Stated exercise:
Gather every line from the entries below that includes "icon".

*** Input material ***

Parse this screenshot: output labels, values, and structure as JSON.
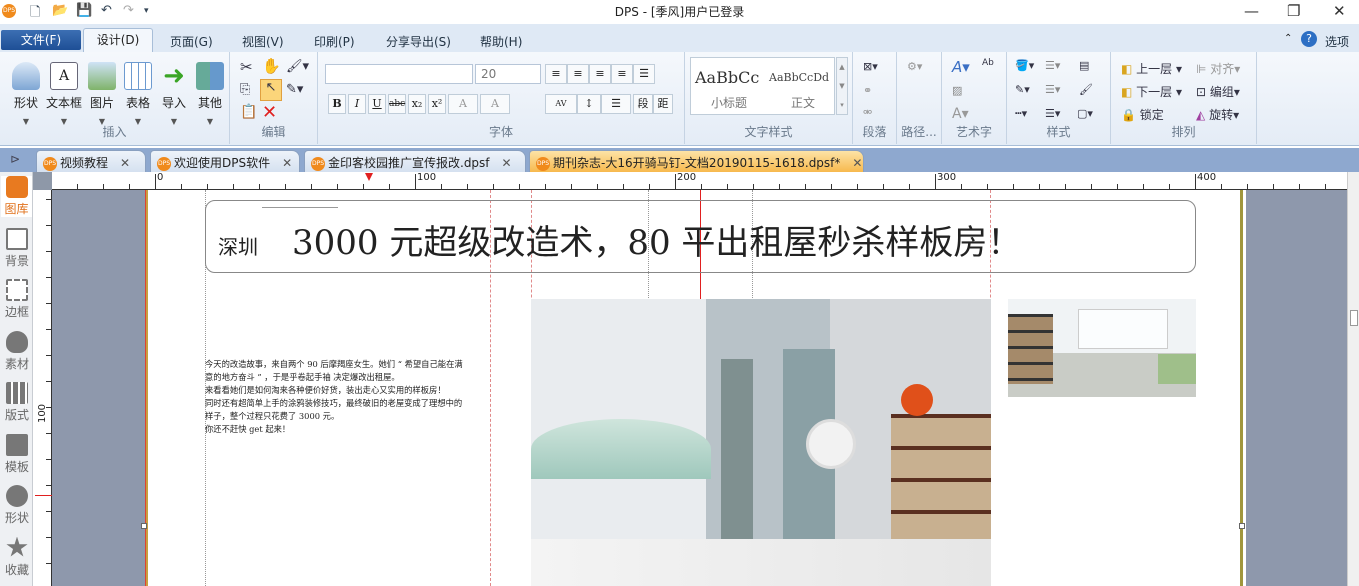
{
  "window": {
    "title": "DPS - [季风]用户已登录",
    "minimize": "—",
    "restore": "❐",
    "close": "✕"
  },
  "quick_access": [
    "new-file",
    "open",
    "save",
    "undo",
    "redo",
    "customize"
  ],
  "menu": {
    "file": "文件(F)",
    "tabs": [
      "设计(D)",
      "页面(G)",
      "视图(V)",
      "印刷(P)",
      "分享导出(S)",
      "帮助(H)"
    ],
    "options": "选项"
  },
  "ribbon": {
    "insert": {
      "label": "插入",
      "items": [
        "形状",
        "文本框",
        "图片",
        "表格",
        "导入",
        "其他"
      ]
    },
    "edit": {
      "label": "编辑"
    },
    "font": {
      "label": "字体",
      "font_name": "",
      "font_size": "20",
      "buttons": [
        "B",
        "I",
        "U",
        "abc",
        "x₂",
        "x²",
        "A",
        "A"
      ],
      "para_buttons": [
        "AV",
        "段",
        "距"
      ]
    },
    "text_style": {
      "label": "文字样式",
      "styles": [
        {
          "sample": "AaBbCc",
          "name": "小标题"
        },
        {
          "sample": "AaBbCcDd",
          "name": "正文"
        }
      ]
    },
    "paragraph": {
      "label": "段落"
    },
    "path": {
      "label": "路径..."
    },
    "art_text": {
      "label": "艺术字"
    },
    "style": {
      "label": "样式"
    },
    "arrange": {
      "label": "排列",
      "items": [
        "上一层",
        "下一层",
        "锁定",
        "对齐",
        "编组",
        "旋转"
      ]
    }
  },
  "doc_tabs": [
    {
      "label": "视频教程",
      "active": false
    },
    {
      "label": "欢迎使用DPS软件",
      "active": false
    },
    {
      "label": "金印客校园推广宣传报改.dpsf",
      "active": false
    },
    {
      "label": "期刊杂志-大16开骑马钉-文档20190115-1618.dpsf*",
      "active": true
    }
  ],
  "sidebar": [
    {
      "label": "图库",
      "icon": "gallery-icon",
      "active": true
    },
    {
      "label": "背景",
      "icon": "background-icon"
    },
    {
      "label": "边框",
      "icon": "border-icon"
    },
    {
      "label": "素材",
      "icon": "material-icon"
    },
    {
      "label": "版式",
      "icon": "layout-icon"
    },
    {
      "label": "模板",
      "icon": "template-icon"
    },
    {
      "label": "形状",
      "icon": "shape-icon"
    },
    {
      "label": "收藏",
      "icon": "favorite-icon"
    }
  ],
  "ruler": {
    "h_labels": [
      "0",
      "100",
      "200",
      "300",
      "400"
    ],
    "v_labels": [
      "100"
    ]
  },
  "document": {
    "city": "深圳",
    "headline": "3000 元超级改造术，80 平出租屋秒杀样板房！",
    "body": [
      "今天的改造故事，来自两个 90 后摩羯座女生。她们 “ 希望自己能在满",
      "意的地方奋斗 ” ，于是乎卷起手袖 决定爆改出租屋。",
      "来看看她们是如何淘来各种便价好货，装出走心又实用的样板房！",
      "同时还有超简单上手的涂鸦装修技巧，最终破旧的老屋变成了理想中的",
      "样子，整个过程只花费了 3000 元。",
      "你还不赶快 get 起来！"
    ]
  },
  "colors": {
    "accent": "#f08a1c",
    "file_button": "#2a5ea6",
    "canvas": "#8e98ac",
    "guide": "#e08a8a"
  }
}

***

The output:
      "icon": "gallery-icon",
      "icon": "background-icon"
      "icon": "border-icon"
      "icon": "material-icon"
      "icon": "layout-icon"
      "icon": "template-icon"
      "icon": "shape-icon"
      "icon": "favorite-icon"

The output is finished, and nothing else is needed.